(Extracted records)
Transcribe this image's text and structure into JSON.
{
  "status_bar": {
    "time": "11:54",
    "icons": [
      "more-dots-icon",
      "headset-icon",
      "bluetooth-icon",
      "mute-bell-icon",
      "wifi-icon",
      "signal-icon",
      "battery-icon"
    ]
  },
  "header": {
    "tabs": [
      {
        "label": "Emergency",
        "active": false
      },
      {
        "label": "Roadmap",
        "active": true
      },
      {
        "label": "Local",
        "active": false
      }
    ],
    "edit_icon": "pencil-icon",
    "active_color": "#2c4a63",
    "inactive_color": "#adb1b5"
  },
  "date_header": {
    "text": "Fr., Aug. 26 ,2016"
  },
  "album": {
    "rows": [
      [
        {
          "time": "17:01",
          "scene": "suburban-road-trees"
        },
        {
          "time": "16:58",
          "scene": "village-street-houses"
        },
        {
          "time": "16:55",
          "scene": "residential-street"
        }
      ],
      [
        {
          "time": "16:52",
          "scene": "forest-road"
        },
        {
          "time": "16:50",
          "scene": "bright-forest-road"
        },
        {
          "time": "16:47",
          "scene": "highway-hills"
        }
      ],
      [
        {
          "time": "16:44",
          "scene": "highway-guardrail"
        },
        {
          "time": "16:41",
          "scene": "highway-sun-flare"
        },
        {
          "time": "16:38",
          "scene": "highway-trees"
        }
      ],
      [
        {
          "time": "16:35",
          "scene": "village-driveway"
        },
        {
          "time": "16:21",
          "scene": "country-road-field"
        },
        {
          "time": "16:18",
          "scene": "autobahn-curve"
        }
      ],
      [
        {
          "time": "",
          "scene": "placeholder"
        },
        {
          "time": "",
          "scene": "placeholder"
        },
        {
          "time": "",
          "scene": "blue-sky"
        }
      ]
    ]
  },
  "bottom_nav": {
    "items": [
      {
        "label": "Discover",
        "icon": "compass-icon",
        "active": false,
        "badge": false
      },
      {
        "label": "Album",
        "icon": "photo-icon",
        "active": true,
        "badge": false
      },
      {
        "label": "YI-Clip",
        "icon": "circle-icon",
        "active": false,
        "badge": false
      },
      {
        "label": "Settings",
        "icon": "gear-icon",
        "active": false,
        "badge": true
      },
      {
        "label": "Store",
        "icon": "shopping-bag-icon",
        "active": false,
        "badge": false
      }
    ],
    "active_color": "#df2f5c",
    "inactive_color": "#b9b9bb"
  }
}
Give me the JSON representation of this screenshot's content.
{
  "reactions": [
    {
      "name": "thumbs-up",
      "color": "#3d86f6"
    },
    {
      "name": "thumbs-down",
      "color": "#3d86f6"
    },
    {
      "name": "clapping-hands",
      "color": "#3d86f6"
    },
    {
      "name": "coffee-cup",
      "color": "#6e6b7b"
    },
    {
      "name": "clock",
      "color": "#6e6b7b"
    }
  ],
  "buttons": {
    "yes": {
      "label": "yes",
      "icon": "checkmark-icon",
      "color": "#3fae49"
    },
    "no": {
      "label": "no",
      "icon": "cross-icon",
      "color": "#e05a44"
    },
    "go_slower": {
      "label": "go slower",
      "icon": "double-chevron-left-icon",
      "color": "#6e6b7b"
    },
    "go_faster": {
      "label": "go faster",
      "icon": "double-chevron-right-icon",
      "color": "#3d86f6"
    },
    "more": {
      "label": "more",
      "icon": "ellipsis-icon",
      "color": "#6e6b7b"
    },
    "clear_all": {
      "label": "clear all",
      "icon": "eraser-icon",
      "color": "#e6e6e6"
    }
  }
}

#### Short problem
For each line of the listing that holds the word "name", show that line.

#### Result for this task
      "name": "thumbs-up",
      "name": "thumbs-down",
      "name": "clapping-hands",
      "name": "coffee-cup",
      "name": "clock",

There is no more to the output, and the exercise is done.